BRIEF
Without the pictures, can you quote each line below exactly?

Records from a collection of figures

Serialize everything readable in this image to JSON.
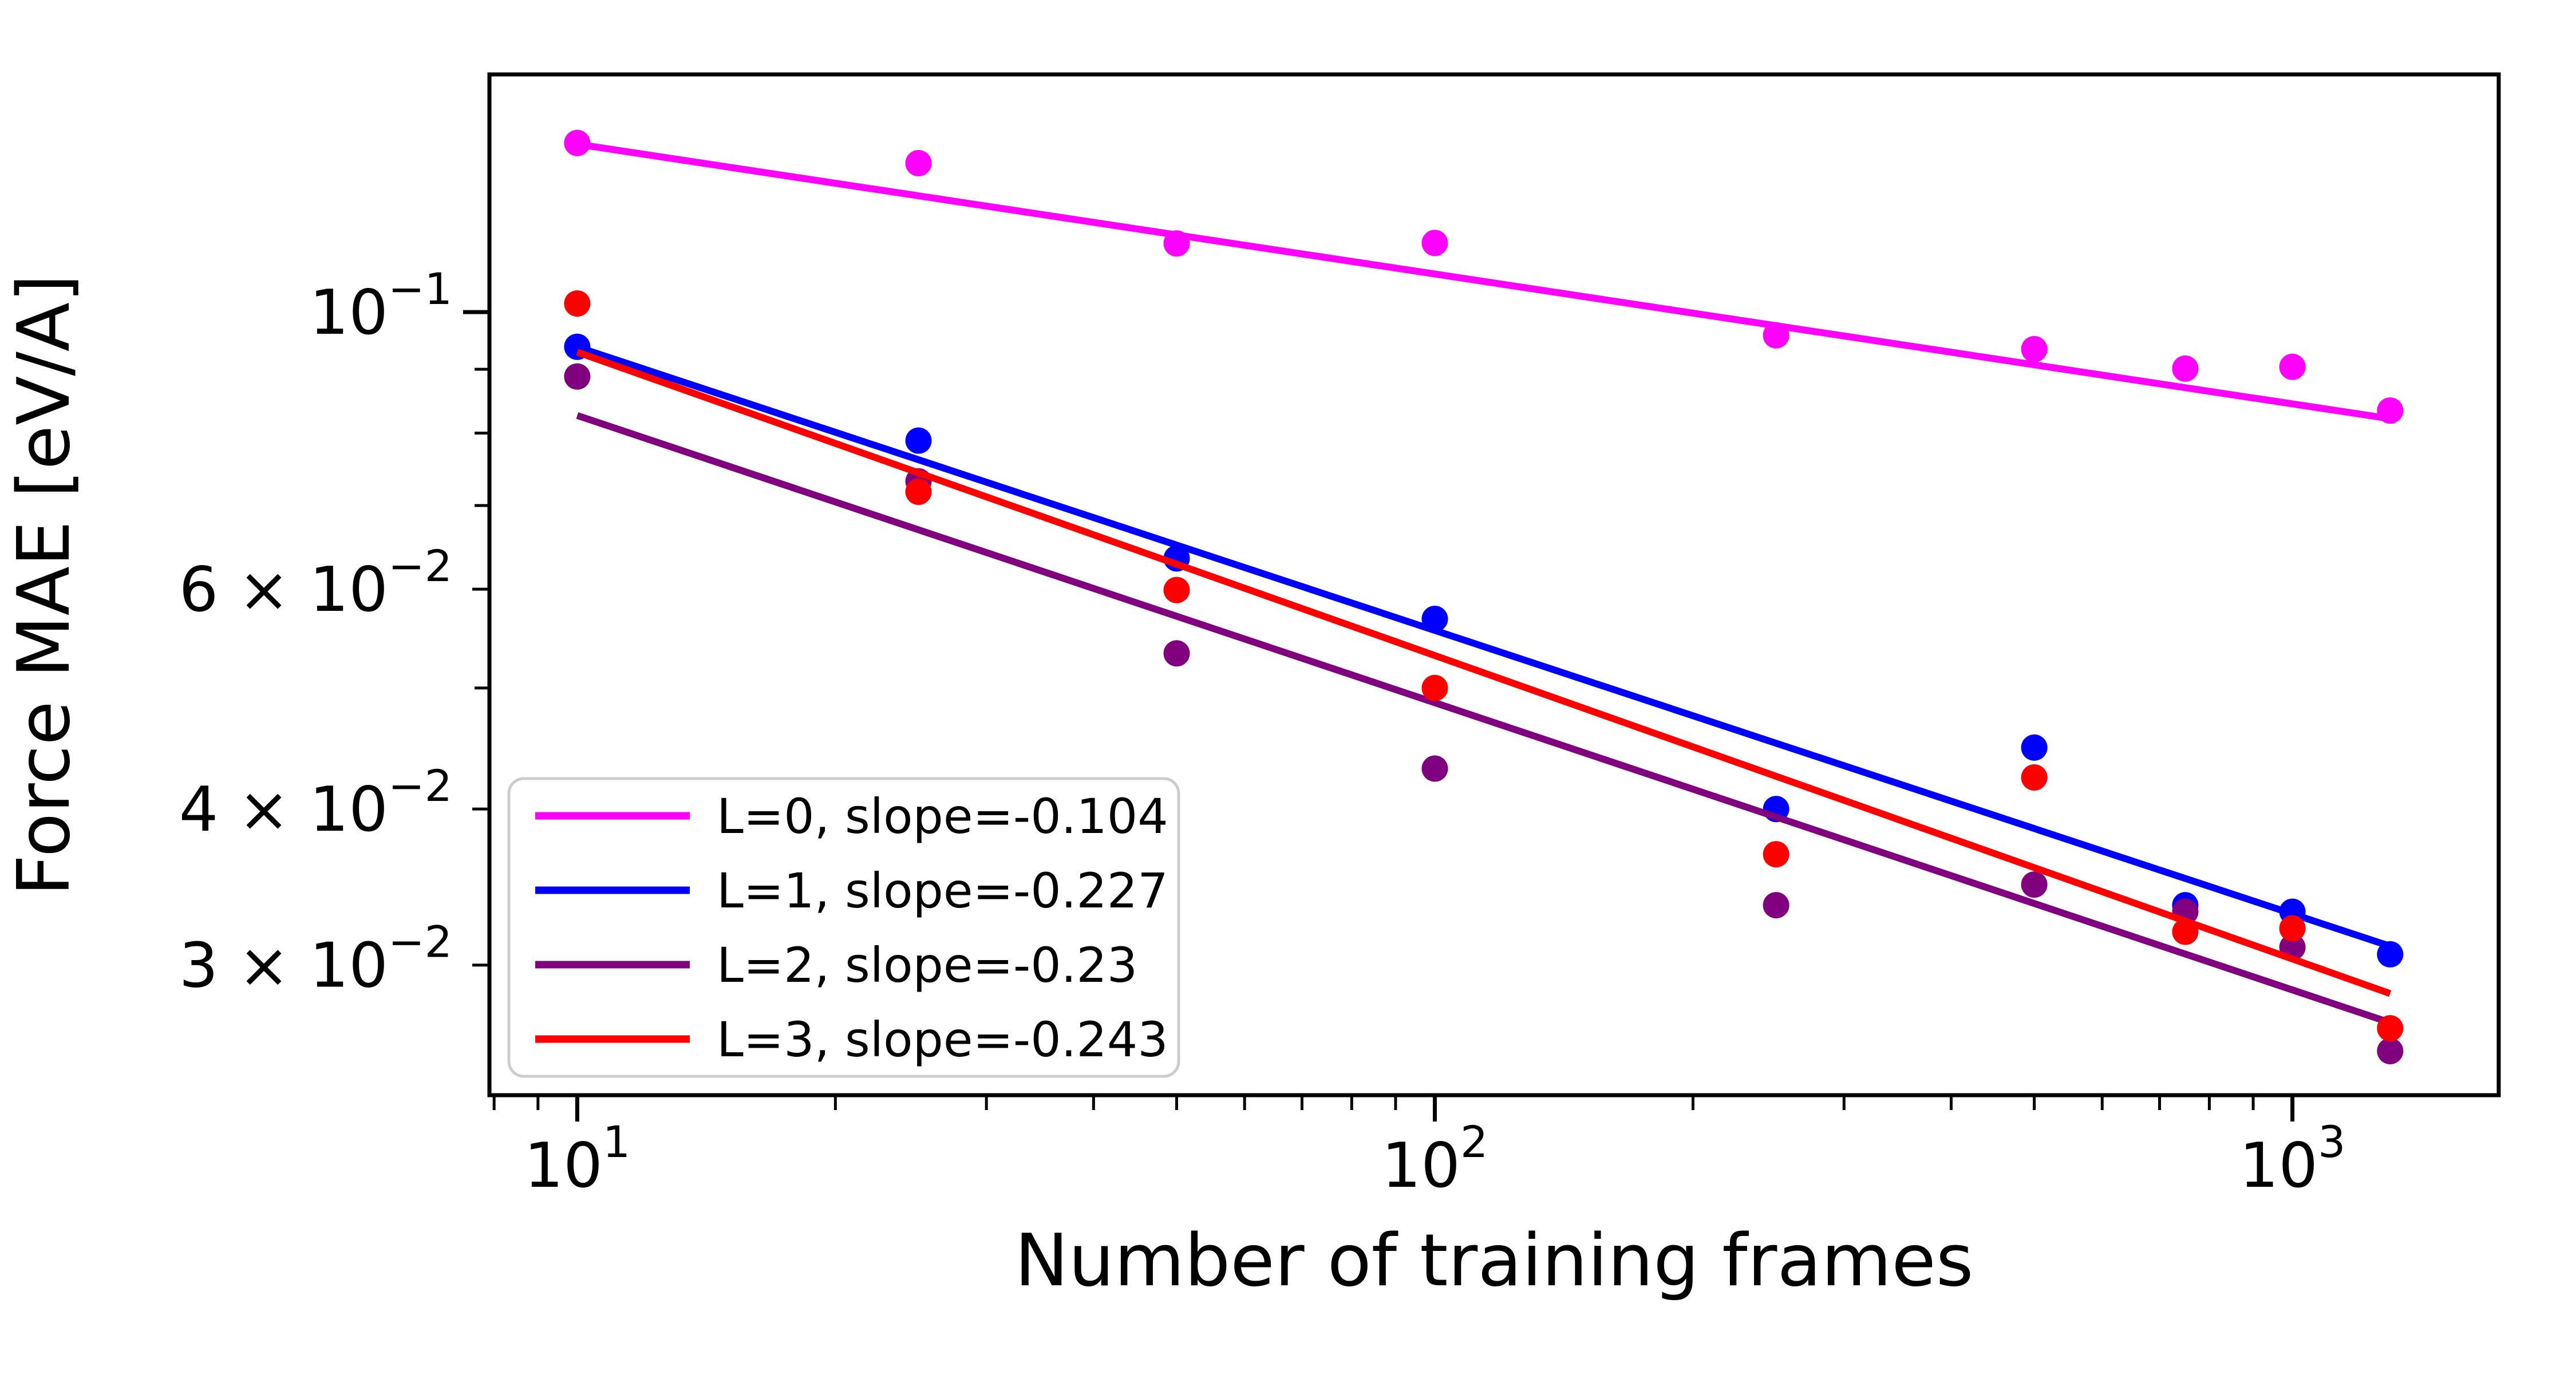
{
  "chart_data": {
    "type": "scatter",
    "title": "",
    "xlabel": "Number of training frames",
    "ylabel": "Force MAE [eV/A]",
    "x_scale": "log",
    "y_scale": "log",
    "xlim": [
      7.9,
      1740
    ],
    "ylim": [
      0.0236,
      0.155
    ],
    "grid": false,
    "legend_position": "lower left",
    "x_ticks": {
      "major_labeled": [
        {
          "value": 10,
          "base": "10",
          "exp": "1"
        },
        {
          "value": 100,
          "base": "10",
          "exp": "2"
        },
        {
          "value": 1000,
          "base": "10",
          "exp": "3"
        }
      ],
      "minor": [
        8,
        9,
        20,
        30,
        40,
        50,
        60,
        70,
        80,
        90,
        200,
        300,
        400,
        500,
        600,
        700,
        800,
        900
      ]
    },
    "y_ticks": {
      "major_labeled": [
        {
          "value": 0.1,
          "base": "10",
          "exp": "−1"
        },
        {
          "value": 0.06,
          "base": "6 × 10",
          "exp": "−2"
        },
        {
          "value": 0.04,
          "base": "4 × 10",
          "exp": "−2"
        },
        {
          "value": 0.03,
          "base": "3 × 10",
          "exp": "−2"
        }
      ],
      "minor": [
        0.05,
        0.07,
        0.08,
        0.09
      ]
    },
    "categories_x": [
      10,
      25,
      50,
      100,
      250,
      500,
      750,
      1000,
      1300
    ],
    "series": [
      {
        "name": "L0",
        "label": "L=0, slope=-0.104",
        "color": "#FF00FF",
        "marker": "circle",
        "x": [
          10,
          25,
          50,
          100,
          250,
          500,
          750,
          1000,
          1300
        ],
        "y": [
          0.1366,
          0.1316,
          0.1135,
          0.1136,
          0.0958,
          0.0934,
          0.0901,
          0.0904,
          0.0834
        ],
        "fit": {
          "slope": -0.104,
          "intercept_log10": -0.7615,
          "x_start": 10,
          "x_end": 1300
        }
      },
      {
        "name": "L1",
        "label": "L=1, slope=-0.227",
        "color": "#0000FF",
        "marker": "circle",
        "x": [
          10,
          25,
          50,
          100,
          250,
          500,
          750,
          1000,
          1300
        ],
        "y": [
          0.0938,
          0.0789,
          0.0635,
          0.0568,
          0.04,
          0.0448,
          0.0335,
          0.0331,
          0.0306
        ],
        "fit": {
          "slope": -0.227,
          "intercept_log10": -0.8009,
          "x_start": 10,
          "x_end": 1300
        }
      },
      {
        "name": "L2",
        "label": "L=2, slope=-0.23",
        "color": "#800080",
        "marker": "circle",
        "x": [
          10,
          25,
          50,
          100,
          250,
          500,
          750,
          1000,
          1300
        ],
        "y": [
          0.0888,
          0.0732,
          0.0533,
          0.0431,
          0.0335,
          0.0348,
          0.0331,
          0.031,
          0.0256
        ],
        "fit": {
          "slope": -0.23,
          "intercept_log10": -0.8528,
          "x_start": 10,
          "x_end": 1300
        }
      },
      {
        "name": "L3",
        "label": "L=3, slope=-0.243",
        "color": "#FF0000",
        "marker": "circle",
        "x": [
          10,
          25,
          50,
          100,
          250,
          500,
          750,
          1000,
          1300
        ],
        "y": [
          0.1016,
          0.0718,
          0.0599,
          0.05,
          0.0368,
          0.0424,
          0.0319,
          0.0321,
          0.0267
        ],
        "fit": {
          "slope": -0.243,
          "intercept_log10": -0.789,
          "x_start": 10,
          "x_end": 1300
        }
      }
    ],
    "style": {
      "marker_radius": 23,
      "line_width": 12,
      "spine_color": "#000000",
      "legend_border_color": "#CCCCCC",
      "text_color": "#000000"
    }
  }
}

WRITTEN ANSWER
Serialize everything readable in this image to JSON.
{
  "chart_data": {
    "type": "scatter",
    "title": "",
    "xlabel": "Number of training frames",
    "ylabel": "Force MAE [eV/A]",
    "x_scale": "log",
    "y_scale": "log",
    "xlim": [
      7.9,
      1740
    ],
    "ylim": [
      0.0236,
      0.155
    ],
    "grid": false,
    "legend_position": "lower left",
    "x_ticks": {
      "major_labeled": [
        {
          "value": 10,
          "base": "10",
          "exp": "1"
        },
        {
          "value": 100,
          "base": "10",
          "exp": "2"
        },
        {
          "value": 1000,
          "base": "10",
          "exp": "3"
        }
      ],
      "minor": [
        8,
        9,
        20,
        30,
        40,
        50,
        60,
        70,
        80,
        90,
        200,
        300,
        400,
        500,
        600,
        700,
        800,
        900
      ]
    },
    "y_ticks": {
      "major_labeled": [
        {
          "value": 0.1,
          "base": "10",
          "exp": "−1"
        },
        {
          "value": 0.06,
          "base": "6 × 10",
          "exp": "−2"
        },
        {
          "value": 0.04,
          "base": "4 × 10",
          "exp": "−2"
        },
        {
          "value": 0.03,
          "base": "3 × 10",
          "exp": "−2"
        }
      ],
      "minor": [
        0.05,
        0.07,
        0.08,
        0.09
      ]
    },
    "categories_x": [
      10,
      25,
      50,
      100,
      250,
      500,
      750,
      1000,
      1300
    ],
    "series": [
      {
        "name": "L0",
        "label": "L=0, slope=-0.104",
        "color": "#FF00FF",
        "marker": "circle",
        "x": [
          10,
          25,
          50,
          100,
          250,
          500,
          750,
          1000,
          1300
        ],
        "y": [
          0.1366,
          0.1316,
          0.1135,
          0.1136,
          0.0958,
          0.0934,
          0.0901,
          0.0904,
          0.0834
        ],
        "fit": {
          "slope": -0.104,
          "intercept_log10": -0.7615,
          "x_start": 10,
          "x_end": 1300
        }
      },
      {
        "name": "L1",
        "label": "L=1, slope=-0.227",
        "color": "#0000FF",
        "marker": "circle",
        "x": [
          10,
          25,
          50,
          100,
          250,
          500,
          750,
          1000,
          1300
        ],
        "y": [
          0.0938,
          0.0789,
          0.0635,
          0.0568,
          0.04,
          0.0448,
          0.0335,
          0.0331,
          0.0306
        ],
        "fit": {
          "slope": -0.227,
          "intercept_log10": -0.8009,
          "x_start": 10,
          "x_end": 1300
        }
      },
      {
        "name": "L2",
        "label": "L=2, slope=-0.23",
        "color": "#800080",
        "marker": "circle",
        "x": [
          10,
          25,
          50,
          100,
          250,
          500,
          750,
          1000,
          1300
        ],
        "y": [
          0.0888,
          0.0732,
          0.0533,
          0.0431,
          0.0335,
          0.0348,
          0.0331,
          0.031,
          0.0256
        ],
        "fit": {
          "slope": -0.23,
          "intercept_log10": -0.8528,
          "x_start": 10,
          "x_end": 1300
        }
      },
      {
        "name": "L3",
        "label": "L=3, slope=-0.243",
        "color": "#FF0000",
        "marker": "circle",
        "x": [
          10,
          25,
          50,
          100,
          250,
          500,
          750,
          1000,
          1300
        ],
        "y": [
          0.1016,
          0.0718,
          0.0599,
          0.05,
          0.0368,
          0.0424,
          0.0319,
          0.0321,
          0.0267
        ],
        "fit": {
          "slope": -0.243,
          "intercept_log10": -0.789,
          "x_start": 10,
          "x_end": 1300
        }
      }
    ],
    "style": {
      "marker_radius": 23,
      "line_width": 12,
      "spine_color": "#000000",
      "legend_border_color": "#CCCCCC",
      "text_color": "#000000"
    }
  }
}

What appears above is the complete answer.